**Aim of the exercise:**
Leave out the pictures and repeat every record exactly.

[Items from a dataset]

···

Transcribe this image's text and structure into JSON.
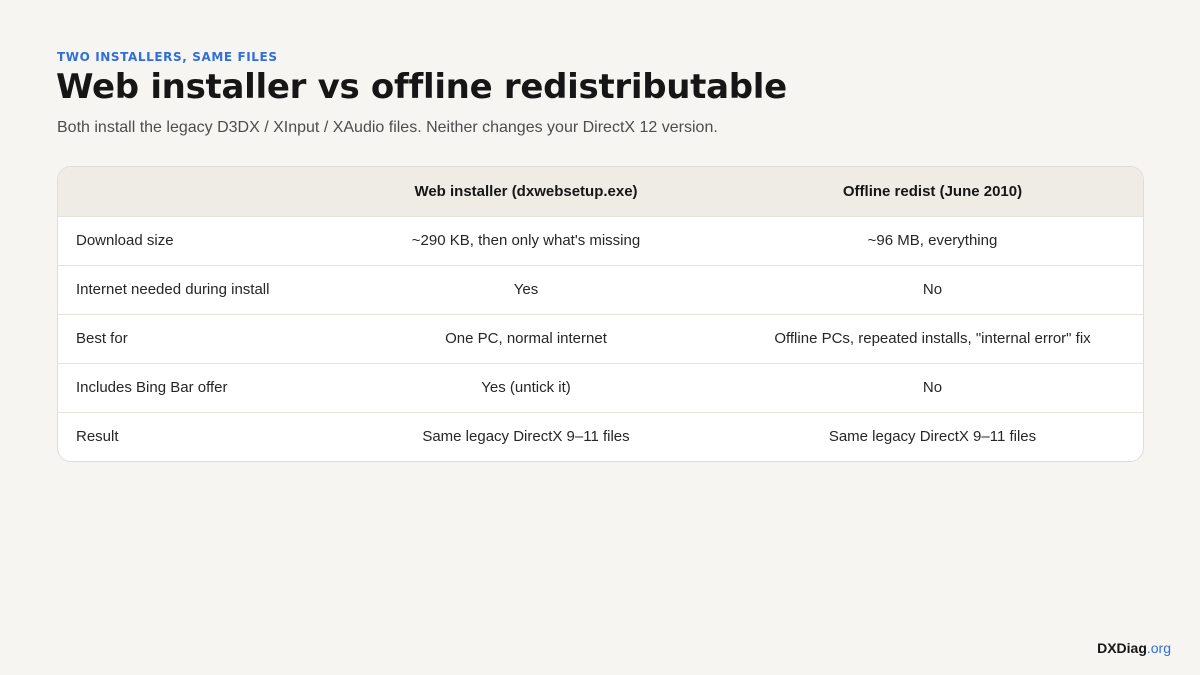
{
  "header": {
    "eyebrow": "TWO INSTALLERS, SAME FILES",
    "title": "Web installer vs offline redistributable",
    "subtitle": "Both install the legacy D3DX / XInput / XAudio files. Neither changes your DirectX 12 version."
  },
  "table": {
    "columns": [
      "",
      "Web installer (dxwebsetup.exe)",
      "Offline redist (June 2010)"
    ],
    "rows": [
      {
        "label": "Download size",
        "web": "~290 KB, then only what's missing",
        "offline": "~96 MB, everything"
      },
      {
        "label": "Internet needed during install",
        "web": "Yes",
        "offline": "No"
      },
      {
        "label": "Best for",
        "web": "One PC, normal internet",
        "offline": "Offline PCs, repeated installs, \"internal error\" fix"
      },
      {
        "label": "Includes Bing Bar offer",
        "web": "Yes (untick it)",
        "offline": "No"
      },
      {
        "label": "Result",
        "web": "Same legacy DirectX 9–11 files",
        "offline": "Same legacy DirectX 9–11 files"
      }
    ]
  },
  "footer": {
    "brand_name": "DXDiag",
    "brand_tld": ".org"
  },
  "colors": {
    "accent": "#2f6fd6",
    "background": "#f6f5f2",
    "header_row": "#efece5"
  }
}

···

**Result:**
Transcribe this image's text and structure into JSON.
{
  "header": {
    "eyebrow": "TWO INSTALLERS, SAME FILES",
    "title": "Web installer vs offline redistributable",
    "subtitle": "Both install the legacy D3DX / XInput / XAudio files. Neither changes your DirectX 12 version."
  },
  "table": {
    "columns": [
      "",
      "Web installer (dxwebsetup.exe)",
      "Offline redist (June 2010)"
    ],
    "rows": [
      {
        "label": "Download size",
        "web": "~290 KB, then only what's missing",
        "offline": "~96 MB, everything"
      },
      {
        "label": "Internet needed during install",
        "web": "Yes",
        "offline": "No"
      },
      {
        "label": "Best for",
        "web": "One PC, normal internet",
        "offline": "Offline PCs, repeated installs, \"internal error\" fix"
      },
      {
        "label": "Includes Bing Bar offer",
        "web": "Yes (untick it)",
        "offline": "No"
      },
      {
        "label": "Result",
        "web": "Same legacy DirectX 9–11 files",
        "offline": "Same legacy DirectX 9–11 files"
      }
    ]
  },
  "footer": {
    "brand_name": "DXDiag",
    "brand_tld": ".org"
  },
  "colors": {
    "accent": "#2f6fd6",
    "background": "#f6f5f2",
    "header_row": "#efece5"
  }
}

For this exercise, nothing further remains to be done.